### TASK TO CARRY OUT
Write out the items below line for line, leaving out the pictures.

(Records of where elements are found)
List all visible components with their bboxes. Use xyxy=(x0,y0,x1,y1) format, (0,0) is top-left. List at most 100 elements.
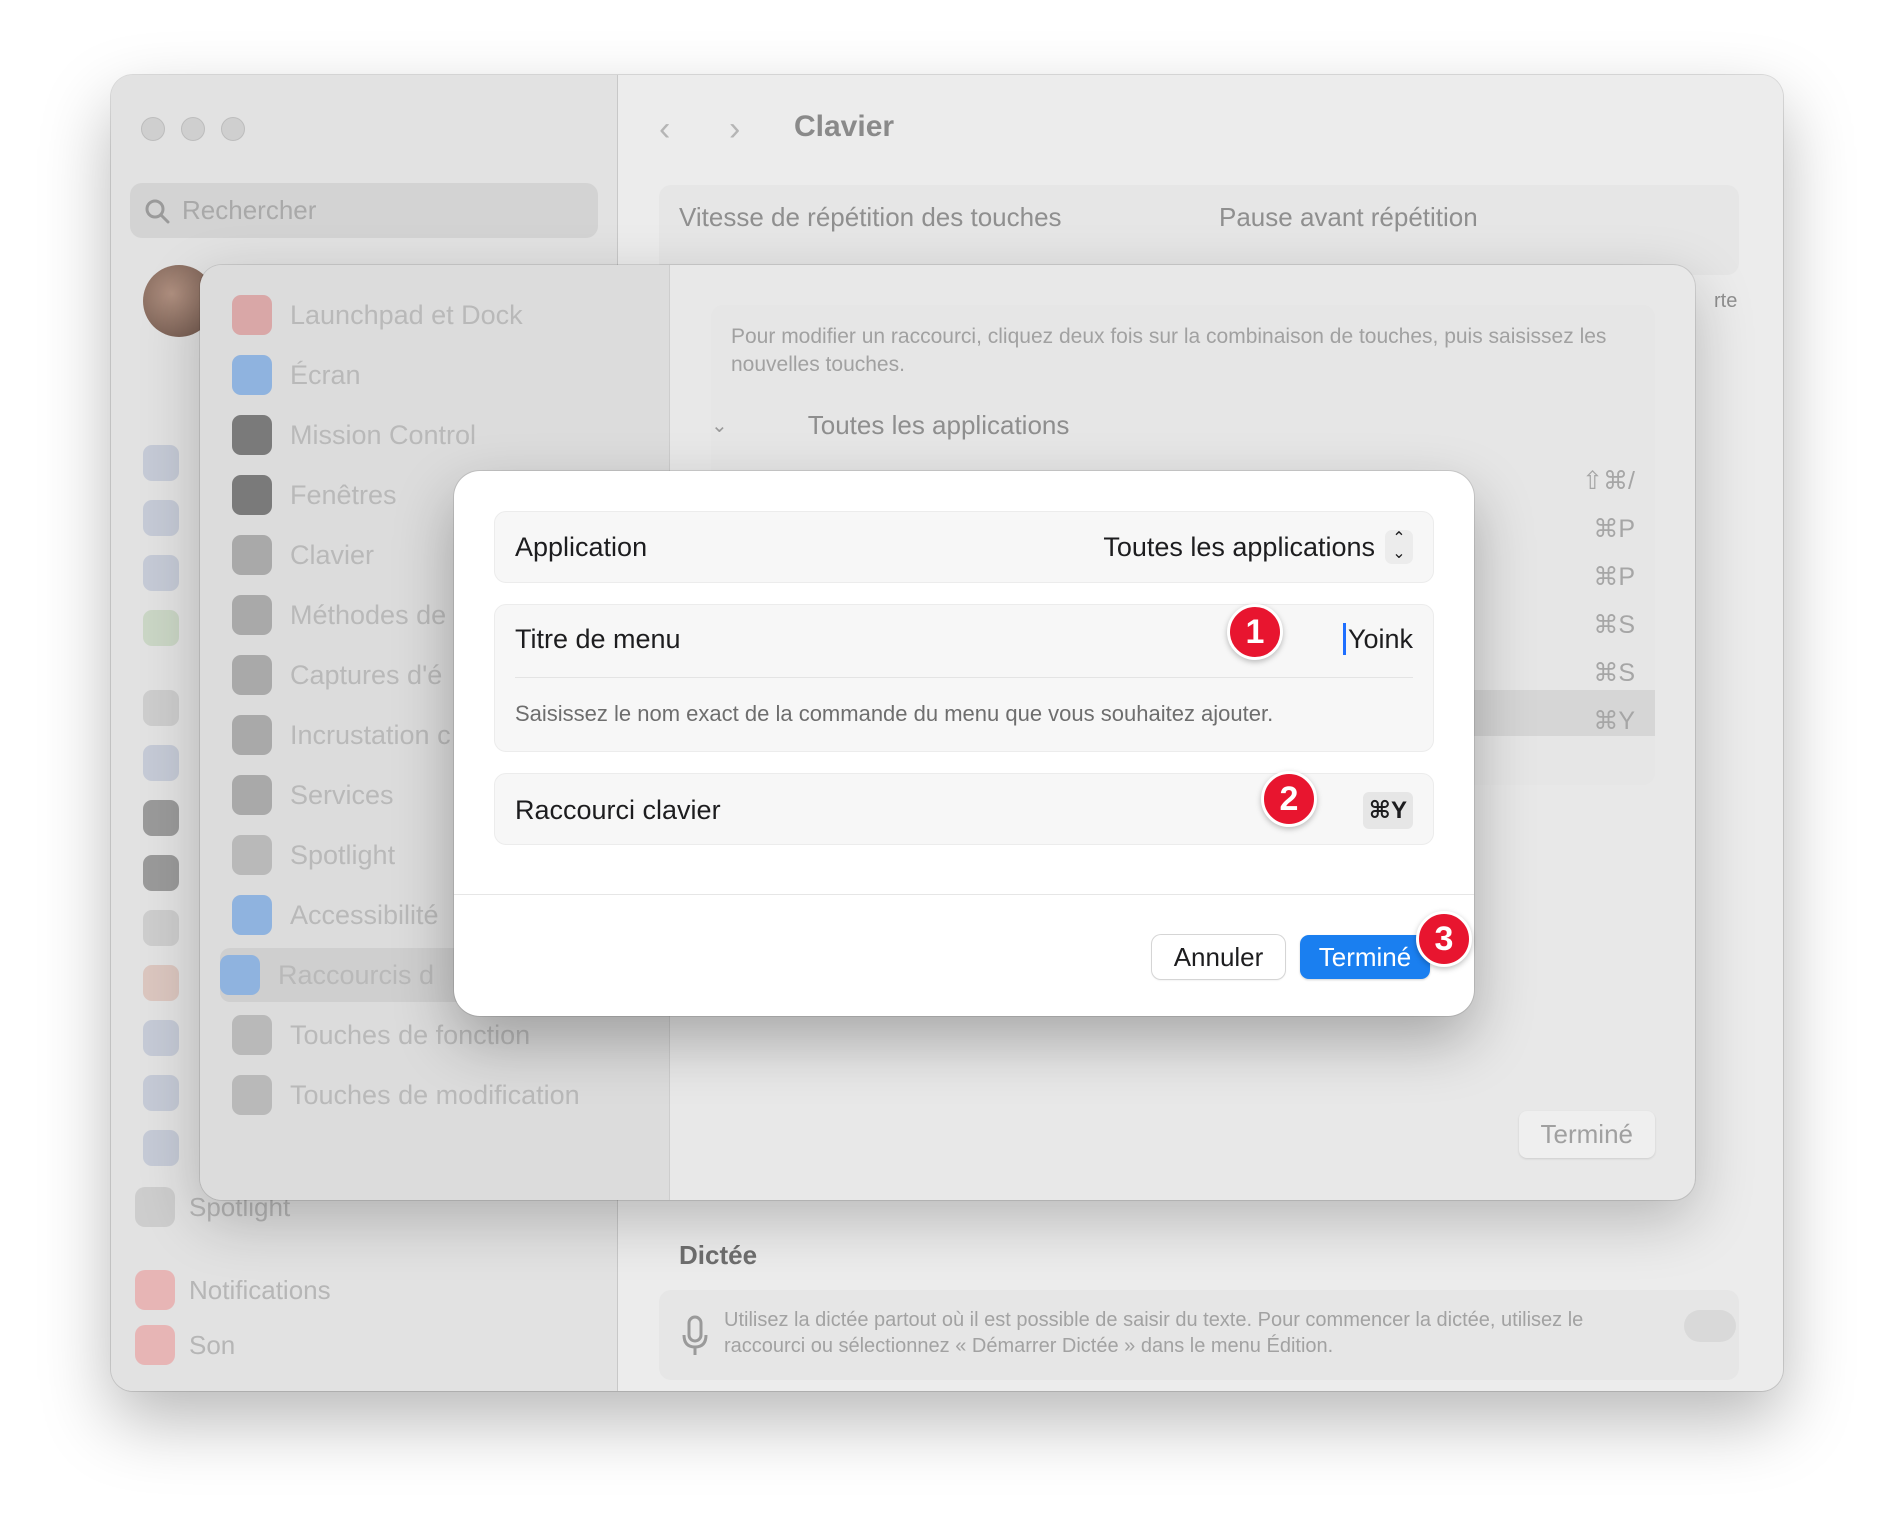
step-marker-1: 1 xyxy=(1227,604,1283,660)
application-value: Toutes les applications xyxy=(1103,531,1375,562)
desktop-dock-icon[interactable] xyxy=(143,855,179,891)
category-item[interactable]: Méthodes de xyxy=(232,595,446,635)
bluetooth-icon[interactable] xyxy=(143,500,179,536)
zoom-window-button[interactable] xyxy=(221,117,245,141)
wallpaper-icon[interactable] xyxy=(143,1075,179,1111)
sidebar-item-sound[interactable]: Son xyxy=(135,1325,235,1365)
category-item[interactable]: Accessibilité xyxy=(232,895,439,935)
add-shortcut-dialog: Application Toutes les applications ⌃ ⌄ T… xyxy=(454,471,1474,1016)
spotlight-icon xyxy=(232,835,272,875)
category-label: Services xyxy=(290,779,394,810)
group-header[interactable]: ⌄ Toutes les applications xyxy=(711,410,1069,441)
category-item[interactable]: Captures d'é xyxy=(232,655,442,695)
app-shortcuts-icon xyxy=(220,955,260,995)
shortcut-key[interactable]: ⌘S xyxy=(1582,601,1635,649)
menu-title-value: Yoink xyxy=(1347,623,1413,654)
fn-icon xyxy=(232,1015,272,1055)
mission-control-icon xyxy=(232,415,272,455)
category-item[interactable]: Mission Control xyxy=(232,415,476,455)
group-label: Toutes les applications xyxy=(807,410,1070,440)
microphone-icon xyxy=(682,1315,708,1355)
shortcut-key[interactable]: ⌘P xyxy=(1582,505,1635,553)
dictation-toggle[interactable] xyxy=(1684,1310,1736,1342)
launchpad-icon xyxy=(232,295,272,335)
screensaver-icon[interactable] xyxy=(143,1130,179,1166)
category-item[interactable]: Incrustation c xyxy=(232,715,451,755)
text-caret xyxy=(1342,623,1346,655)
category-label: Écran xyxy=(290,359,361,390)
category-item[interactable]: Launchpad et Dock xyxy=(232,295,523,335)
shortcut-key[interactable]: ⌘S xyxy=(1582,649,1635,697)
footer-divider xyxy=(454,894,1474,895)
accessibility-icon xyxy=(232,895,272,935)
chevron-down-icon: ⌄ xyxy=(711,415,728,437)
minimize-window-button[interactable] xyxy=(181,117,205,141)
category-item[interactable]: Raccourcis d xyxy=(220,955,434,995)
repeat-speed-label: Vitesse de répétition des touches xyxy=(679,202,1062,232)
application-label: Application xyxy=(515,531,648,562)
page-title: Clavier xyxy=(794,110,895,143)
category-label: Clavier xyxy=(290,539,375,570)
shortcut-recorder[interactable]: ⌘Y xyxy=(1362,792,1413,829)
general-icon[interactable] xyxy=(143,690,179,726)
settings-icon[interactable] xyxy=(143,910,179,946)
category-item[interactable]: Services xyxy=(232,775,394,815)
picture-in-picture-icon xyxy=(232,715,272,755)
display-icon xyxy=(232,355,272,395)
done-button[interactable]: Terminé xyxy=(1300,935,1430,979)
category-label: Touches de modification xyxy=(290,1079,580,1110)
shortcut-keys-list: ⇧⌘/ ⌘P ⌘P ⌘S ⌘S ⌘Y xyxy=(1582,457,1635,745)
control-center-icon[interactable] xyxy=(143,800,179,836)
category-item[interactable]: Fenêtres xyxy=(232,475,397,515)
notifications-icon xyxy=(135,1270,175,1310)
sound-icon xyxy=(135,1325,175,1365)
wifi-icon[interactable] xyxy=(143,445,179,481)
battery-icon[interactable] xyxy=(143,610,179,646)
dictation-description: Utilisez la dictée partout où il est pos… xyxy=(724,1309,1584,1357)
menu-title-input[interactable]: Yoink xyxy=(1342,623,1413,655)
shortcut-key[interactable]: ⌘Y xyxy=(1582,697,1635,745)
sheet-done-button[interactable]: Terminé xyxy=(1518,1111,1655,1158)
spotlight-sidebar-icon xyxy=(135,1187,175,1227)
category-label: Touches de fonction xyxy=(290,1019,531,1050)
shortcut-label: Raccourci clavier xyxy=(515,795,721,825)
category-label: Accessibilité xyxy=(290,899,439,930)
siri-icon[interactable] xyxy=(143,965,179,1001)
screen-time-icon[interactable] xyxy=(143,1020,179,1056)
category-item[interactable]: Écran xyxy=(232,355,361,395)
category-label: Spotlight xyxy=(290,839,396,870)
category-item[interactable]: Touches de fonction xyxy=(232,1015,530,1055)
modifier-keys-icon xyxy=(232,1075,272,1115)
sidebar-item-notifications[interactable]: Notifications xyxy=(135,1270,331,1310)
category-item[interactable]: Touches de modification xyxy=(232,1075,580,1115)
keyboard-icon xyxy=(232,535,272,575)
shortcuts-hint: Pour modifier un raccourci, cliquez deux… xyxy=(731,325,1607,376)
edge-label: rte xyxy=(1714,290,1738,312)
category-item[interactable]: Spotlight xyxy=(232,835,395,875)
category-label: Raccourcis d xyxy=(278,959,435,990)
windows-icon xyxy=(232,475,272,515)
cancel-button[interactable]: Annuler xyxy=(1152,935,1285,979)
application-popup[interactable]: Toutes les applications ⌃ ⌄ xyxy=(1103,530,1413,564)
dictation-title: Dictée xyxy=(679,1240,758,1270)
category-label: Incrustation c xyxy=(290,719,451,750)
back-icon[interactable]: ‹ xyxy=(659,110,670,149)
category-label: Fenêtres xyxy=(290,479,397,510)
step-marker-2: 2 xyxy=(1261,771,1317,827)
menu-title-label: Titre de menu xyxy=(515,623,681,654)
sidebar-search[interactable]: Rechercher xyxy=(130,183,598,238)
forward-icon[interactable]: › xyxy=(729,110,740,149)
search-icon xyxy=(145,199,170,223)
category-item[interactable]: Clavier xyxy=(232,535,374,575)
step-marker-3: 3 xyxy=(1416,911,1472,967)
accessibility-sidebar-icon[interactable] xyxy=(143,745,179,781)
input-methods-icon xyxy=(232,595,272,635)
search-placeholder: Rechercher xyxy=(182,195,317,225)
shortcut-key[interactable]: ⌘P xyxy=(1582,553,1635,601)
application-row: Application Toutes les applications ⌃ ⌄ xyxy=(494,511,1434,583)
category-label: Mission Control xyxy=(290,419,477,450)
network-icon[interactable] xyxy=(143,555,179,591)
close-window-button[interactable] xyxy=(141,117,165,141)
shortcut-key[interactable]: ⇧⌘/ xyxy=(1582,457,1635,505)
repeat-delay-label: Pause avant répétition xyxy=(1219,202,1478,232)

### SOLUTION TO THIS EXERCISE
List all visible components with their bboxes. Use xyxy=(x0,y0,x1,y1) format, (0,0) is top-left. List at most 100 elements.
step-marker-1: 1 xyxy=(1227,604,1283,660)
application-value: Toutes les applications xyxy=(1103,531,1375,562)
desktop-dock-icon[interactable] xyxy=(143,855,179,891)
category-item[interactable]: Méthodes de xyxy=(232,595,446,635)
bluetooth-icon[interactable] xyxy=(143,500,179,536)
zoom-window-button[interactable] xyxy=(221,117,245,141)
wallpaper-icon[interactable] xyxy=(143,1075,179,1111)
sidebar-item-sound[interactable]: Son xyxy=(135,1325,235,1365)
category-item[interactable]: Accessibilité xyxy=(232,895,439,935)
add-shortcut-dialog: Application Toutes les applications ⌃ ⌄ T… xyxy=(454,471,1474,1016)
spotlight-icon xyxy=(232,835,272,875)
category-label: Services xyxy=(290,779,394,810)
group-header[interactable]: ⌄ Toutes les applications xyxy=(711,410,1069,441)
category-item[interactable]: Captures d'é xyxy=(232,655,442,695)
app-shortcuts-icon xyxy=(220,955,260,995)
shortcut-key[interactable]: ⌘S xyxy=(1582,601,1635,649)
menu-title-value: Yoink xyxy=(1347,623,1413,654)
fn-icon xyxy=(232,1015,272,1055)
mission-control-icon xyxy=(232,415,272,455)
category-item[interactable]: Mission Control xyxy=(232,415,476,455)
group-label: Toutes les applications xyxy=(807,410,1070,440)
microphone-icon xyxy=(682,1315,708,1355)
shortcut-key[interactable]: ⌘P xyxy=(1582,505,1635,553)
dictation-toggle[interactable] xyxy=(1684,1310,1736,1342)
launchpad-icon xyxy=(232,295,272,335)
screensaver-icon[interactable] xyxy=(143,1130,179,1166)
category-item[interactable]: Incrustation c xyxy=(232,715,451,755)
text-caret xyxy=(1342,623,1346,655)
category-label: Écran xyxy=(290,359,361,390)
category-item[interactable]: Launchpad et Dock xyxy=(232,295,523,335)
shortcut-key[interactable]: ⌘S xyxy=(1582,649,1635,697)
footer-divider xyxy=(454,894,1474,895)
accessibility-icon xyxy=(232,895,272,935)
chevron-down-icon: ⌄ xyxy=(711,415,728,437)
minimize-window-button[interactable] xyxy=(181,117,205,141)
category-item[interactable]: Raccourcis d xyxy=(220,955,434,995)
repeat-speed-label: Vitesse de répétition des touches xyxy=(679,202,1062,232)
application-label: Application xyxy=(515,531,648,562)
page-title: Clavier xyxy=(794,110,895,143)
category-label: Clavier xyxy=(290,539,375,570)
shortcut-recorder[interactable]: ⌘Y xyxy=(1362,792,1413,829)
general-icon[interactable] xyxy=(143,690,179,726)
settings-icon[interactable] xyxy=(143,910,179,946)
category-item[interactable]: Services xyxy=(232,775,394,815)
picture-in-picture-icon xyxy=(232,715,272,755)
display-icon xyxy=(232,355,272,395)
done-button[interactable]: Terminé xyxy=(1300,935,1430,979)
category-label: Touches de modification xyxy=(290,1079,580,1110)
shortcut-keys-list: ⇧⌘/ ⌘P ⌘P ⌘S ⌘S ⌘Y xyxy=(1582,457,1635,745)
control-center-icon[interactable] xyxy=(143,800,179,836)
category-item[interactable]: Fenêtres xyxy=(232,475,397,515)
notifications-icon xyxy=(135,1270,175,1310)
sound-icon xyxy=(135,1325,175,1365)
wifi-icon[interactable] xyxy=(143,445,179,481)
battery-icon[interactable] xyxy=(143,610,179,646)
dictation-description: Utilisez la dictée partout où il est pos… xyxy=(724,1309,1584,1357)
menu-title-input[interactable]: Yoink xyxy=(1342,623,1413,655)
shortcut-key[interactable]: ⌘Y xyxy=(1582,697,1635,745)
sheet-done-button[interactable]: Terminé xyxy=(1518,1111,1655,1158)
spotlight-sidebar-icon xyxy=(135,1187,175,1227)
category-label: Touches de fonction xyxy=(290,1019,531,1050)
shortcut-label: Raccourci clavier xyxy=(515,795,721,825)
category-label: Accessibilité xyxy=(290,899,439,930)
siri-icon[interactable] xyxy=(143,965,179,1001)
screen-time-icon[interactable] xyxy=(143,1020,179,1056)
category-item[interactable]: Écran xyxy=(232,355,361,395)
category-label: Spotlight xyxy=(290,839,396,870)
category-item[interactable]: Touches de fonction xyxy=(232,1015,530,1055)
modifier-keys-icon xyxy=(232,1075,272,1115)
sidebar-item-notifications[interactable]: Notifications xyxy=(135,1270,331,1310)
category-item[interactable]: Touches de modification xyxy=(232,1075,580,1115)
keyboard-icon xyxy=(232,535,272,575)
shortcuts-hint: Pour modifier un raccourci, cliquez deux… xyxy=(731,325,1607,376)
edge-label: rte xyxy=(1714,290,1738,312)
category-item[interactable]: Spotlight xyxy=(232,835,395,875)
category-label: Raccourcis d xyxy=(278,959,435,990)
windows-icon xyxy=(232,475,272,515)
cancel-button[interactable]: Annuler xyxy=(1152,935,1285,979)
application-popup[interactable]: Toutes les applications ⌃ ⌄ xyxy=(1103,530,1413,564)
dictation-title: Dictée xyxy=(679,1240,758,1270)
category-label: Incrustation c xyxy=(290,719,451,750)
back-icon[interactable]: ‹ xyxy=(659,110,670,149)
category-label: Fenêtres xyxy=(290,479,397,510)
step-marker-2: 2 xyxy=(1261,771,1317,827)
menu-title-label: Titre de menu xyxy=(515,623,681,654)
sidebar-search[interactable]: Rechercher xyxy=(130,183,598,238)
forward-icon[interactable]: › xyxy=(729,110,740,149)
search-icon xyxy=(145,199,170,223)
category-item[interactable]: Clavier xyxy=(232,535,374,575)
step-marker-3: 3 xyxy=(1416,911,1472,967)
accessibility-sidebar-icon[interactable] xyxy=(143,745,179,781)
input-methods-icon xyxy=(232,595,272,635)
search-placeholder: Rechercher xyxy=(182,195,317,225)
shortcut-key[interactable]: ⌘P xyxy=(1582,553,1635,601)
application-row: Application Toutes les applications ⌃ ⌄ xyxy=(494,511,1434,583)
category-label: Mission Control xyxy=(290,419,477,450)
network-icon[interactable] xyxy=(143,555,179,591)
close-window-button[interactable] xyxy=(141,117,165,141)
shortcut-key[interactable]: ⇧⌘/ xyxy=(1582,457,1635,505)
repeat-delay-label: Pause avant répétition xyxy=(1219,202,1478,232)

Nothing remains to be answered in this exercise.